Listing:
++++++++

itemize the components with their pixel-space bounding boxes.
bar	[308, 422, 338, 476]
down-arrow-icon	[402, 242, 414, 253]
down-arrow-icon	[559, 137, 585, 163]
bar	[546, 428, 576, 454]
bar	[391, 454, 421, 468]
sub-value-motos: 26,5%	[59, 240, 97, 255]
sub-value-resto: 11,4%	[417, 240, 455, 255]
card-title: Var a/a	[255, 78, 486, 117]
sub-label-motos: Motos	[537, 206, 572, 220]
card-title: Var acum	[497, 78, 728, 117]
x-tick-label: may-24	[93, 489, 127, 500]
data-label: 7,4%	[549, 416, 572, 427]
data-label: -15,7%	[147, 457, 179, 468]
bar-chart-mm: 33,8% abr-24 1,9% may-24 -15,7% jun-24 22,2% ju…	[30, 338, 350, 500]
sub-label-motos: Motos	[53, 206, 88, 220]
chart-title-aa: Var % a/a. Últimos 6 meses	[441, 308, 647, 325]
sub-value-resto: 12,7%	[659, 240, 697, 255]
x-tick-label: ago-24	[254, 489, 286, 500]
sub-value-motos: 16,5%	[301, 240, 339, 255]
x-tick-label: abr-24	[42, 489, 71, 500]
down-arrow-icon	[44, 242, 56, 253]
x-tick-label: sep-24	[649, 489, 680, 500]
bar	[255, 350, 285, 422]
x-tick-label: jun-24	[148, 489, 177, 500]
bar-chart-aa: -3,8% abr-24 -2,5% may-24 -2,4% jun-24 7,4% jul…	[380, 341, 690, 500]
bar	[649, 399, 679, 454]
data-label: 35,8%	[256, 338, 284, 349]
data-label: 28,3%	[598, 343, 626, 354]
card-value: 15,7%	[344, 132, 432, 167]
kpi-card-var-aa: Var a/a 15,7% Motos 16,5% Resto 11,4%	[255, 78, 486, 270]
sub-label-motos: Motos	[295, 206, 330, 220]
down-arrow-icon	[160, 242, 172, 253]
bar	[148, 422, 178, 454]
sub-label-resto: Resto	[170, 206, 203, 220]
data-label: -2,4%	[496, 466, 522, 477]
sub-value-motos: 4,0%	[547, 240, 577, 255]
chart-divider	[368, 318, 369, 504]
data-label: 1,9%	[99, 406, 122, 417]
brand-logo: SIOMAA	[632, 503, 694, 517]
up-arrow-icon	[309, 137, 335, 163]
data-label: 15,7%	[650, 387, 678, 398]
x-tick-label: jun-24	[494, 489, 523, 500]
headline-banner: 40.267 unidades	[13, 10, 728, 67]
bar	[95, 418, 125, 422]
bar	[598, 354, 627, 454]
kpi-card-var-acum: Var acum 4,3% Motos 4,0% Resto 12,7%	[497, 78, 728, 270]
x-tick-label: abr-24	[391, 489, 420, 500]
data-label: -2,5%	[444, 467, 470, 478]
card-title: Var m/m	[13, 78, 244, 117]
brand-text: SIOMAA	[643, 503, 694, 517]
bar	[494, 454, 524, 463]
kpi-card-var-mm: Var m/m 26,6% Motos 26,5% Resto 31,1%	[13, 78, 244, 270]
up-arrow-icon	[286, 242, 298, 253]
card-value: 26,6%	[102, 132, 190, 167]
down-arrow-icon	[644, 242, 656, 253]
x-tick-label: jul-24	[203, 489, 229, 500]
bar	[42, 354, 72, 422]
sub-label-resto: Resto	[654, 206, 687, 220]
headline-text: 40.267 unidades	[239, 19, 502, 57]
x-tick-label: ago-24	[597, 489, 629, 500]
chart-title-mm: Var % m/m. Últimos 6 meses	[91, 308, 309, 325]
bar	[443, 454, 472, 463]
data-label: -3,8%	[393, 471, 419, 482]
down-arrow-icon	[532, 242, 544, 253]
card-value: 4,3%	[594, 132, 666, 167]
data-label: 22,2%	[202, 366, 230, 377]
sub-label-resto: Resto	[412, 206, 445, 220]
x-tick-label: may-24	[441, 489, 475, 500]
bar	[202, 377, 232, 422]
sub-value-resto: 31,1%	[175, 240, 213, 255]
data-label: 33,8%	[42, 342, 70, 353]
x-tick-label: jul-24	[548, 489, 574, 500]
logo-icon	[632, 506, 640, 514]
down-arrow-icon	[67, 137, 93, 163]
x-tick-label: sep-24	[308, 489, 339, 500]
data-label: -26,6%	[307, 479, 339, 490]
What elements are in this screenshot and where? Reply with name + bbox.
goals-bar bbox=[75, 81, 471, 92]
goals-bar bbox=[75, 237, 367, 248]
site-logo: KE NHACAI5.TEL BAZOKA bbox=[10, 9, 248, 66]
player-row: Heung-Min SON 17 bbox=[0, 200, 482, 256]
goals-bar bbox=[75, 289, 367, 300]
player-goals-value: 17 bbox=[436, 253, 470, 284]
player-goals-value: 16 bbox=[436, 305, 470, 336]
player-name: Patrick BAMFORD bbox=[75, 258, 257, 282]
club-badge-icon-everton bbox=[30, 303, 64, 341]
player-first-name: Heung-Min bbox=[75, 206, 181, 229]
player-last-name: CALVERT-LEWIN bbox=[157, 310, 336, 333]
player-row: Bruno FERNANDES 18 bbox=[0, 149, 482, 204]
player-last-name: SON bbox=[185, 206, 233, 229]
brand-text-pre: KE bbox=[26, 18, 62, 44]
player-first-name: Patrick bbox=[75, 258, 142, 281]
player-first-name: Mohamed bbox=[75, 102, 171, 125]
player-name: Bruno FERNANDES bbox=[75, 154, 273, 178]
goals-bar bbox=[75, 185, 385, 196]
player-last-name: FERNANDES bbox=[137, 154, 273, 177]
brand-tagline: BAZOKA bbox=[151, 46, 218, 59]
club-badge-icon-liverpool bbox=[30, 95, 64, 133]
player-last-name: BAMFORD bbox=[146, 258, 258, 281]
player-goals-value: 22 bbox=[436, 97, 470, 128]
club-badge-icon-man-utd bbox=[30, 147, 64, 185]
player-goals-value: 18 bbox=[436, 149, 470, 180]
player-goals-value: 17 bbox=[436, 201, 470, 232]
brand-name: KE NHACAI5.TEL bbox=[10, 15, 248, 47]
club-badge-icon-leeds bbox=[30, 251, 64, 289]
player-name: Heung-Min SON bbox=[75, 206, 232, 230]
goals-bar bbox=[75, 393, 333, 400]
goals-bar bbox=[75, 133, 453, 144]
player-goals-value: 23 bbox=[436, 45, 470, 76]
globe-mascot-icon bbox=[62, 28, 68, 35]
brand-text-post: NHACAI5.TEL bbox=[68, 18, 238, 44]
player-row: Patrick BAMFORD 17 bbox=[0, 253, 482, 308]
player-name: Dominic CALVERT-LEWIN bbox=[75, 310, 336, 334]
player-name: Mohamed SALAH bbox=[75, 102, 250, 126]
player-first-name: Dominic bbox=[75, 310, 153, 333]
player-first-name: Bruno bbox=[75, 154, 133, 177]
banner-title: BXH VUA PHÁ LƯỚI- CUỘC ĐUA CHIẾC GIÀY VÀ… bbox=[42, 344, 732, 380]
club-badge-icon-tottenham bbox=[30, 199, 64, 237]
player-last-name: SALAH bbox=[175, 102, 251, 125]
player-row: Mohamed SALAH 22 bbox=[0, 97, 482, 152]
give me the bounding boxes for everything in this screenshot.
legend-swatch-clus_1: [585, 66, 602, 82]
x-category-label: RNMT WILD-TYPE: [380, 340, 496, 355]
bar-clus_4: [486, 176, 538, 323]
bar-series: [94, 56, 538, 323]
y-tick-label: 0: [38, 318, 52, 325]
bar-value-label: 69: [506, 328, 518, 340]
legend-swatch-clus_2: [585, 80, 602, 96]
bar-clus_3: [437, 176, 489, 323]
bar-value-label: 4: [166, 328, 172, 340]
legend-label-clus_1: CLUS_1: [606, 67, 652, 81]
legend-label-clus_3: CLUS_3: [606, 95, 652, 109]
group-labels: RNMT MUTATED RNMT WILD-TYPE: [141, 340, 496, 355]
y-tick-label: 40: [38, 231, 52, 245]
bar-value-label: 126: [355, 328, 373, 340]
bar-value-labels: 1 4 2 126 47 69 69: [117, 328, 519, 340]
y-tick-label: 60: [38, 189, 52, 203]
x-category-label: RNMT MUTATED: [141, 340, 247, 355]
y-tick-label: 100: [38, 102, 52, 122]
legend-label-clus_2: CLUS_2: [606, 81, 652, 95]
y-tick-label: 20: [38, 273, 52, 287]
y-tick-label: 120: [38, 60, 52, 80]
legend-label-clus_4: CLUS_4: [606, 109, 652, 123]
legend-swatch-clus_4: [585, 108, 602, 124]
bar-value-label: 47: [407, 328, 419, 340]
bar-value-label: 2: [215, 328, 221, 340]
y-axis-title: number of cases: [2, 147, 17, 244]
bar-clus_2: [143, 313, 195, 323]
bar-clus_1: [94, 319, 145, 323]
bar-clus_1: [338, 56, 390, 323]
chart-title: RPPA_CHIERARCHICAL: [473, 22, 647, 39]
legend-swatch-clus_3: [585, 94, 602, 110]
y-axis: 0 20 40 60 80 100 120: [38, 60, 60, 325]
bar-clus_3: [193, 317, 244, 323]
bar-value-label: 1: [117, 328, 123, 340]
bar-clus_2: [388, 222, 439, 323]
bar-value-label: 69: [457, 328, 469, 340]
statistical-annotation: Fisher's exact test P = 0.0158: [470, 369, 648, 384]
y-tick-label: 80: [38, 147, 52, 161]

++++++++

Exercise brief:
Copy out the items without any change, everything from the very first line down to the line containing "242, 656, 253]", with both of those lines included.

Reply:
itemize the components with their pixel-space bounding boxes.
bar	[308, 422, 338, 476]
down-arrow-icon	[402, 242, 414, 253]
down-arrow-icon	[559, 137, 585, 163]
bar	[546, 428, 576, 454]
bar	[391, 454, 421, 468]
sub-value-motos: 26,5%	[59, 240, 97, 255]
sub-value-resto: 11,4%	[417, 240, 455, 255]
card-title: Var a/a	[255, 78, 486, 117]
sub-label-motos: Motos	[537, 206, 572, 220]
card-title: Var acum	[497, 78, 728, 117]
x-tick-label: may-24	[93, 489, 127, 500]
data-label: 7,4%	[549, 416, 572, 427]
data-label: -15,7%	[147, 457, 179, 468]
bar-chart-mm: 33,8% abr-24 1,9% may-24 -15,7% jun-24 22,2% ju…	[30, 338, 350, 500]
sub-label-motos: Motos	[53, 206, 88, 220]
chart-title-aa: Var % a/a. Últimos 6 meses	[441, 308, 647, 325]
sub-value-resto: 12,7%	[659, 240, 697, 255]
x-tick-label: ago-24	[254, 489, 286, 500]
sub-value-motos: 16,5%	[301, 240, 339, 255]
x-tick-label: abr-24	[42, 489, 71, 500]
down-arrow-icon	[44, 242, 56, 253]
x-tick-label: sep-24	[649, 489, 680, 500]
bar	[255, 350, 285, 422]
x-tick-label: jun-24	[148, 489, 177, 500]
bar-chart-aa: -3,8% abr-24 -2,5% may-24 -2,4% jun-24 7,4% jul…	[380, 341, 690, 500]
bar	[649, 399, 679, 454]
data-label: 35,8%	[256, 338, 284, 349]
data-label: 28,3%	[598, 343, 626, 354]
card-value: 15,7%	[344, 132, 432, 167]
kpi-card-var-aa: Var a/a 15,7% Motos 16,5% Resto 11,4%	[255, 78, 486, 270]
sub-label-motos: Motos	[295, 206, 330, 220]
down-arrow-icon	[160, 242, 172, 253]
bar	[148, 422, 178, 454]
sub-label-resto: Resto	[170, 206, 203, 220]
data-label: -2,4%	[496, 466, 522, 477]
sub-value-motos: 4,0%	[547, 240, 577, 255]
chart-divider	[368, 318, 369, 504]
data-label: 1,9%	[99, 406, 122, 417]
brand-logo: SIOMAA	[632, 503, 694, 517]
up-arrow-icon	[309, 137, 335, 163]
data-label: 15,7%	[650, 387, 678, 398]
x-tick-label: jun-24	[494, 489, 523, 500]
headline-banner: 40.267 unidades	[13, 10, 728, 67]
bar	[95, 418, 125, 422]
bar	[598, 354, 627, 454]
kpi-card-var-acum: Var acum 4,3% Motos 4,0% Resto 12,7%	[497, 78, 728, 270]
x-tick-label: abr-24	[391, 489, 420, 500]
data-label: -2,5%	[444, 467, 470, 478]
card-title: Var m/m	[13, 78, 244, 117]
brand-text: SIOMAA	[643, 503, 694, 517]
bar	[494, 454, 524, 463]
kpi-card-var-mm: Var m/m 26,6% Motos 26,5% Resto 31,1%	[13, 78, 244, 270]
up-arrow-icon	[286, 242, 298, 253]
card-value: 26,6%	[102, 132, 190, 167]
down-arrow-icon	[644, 242, 656, 253]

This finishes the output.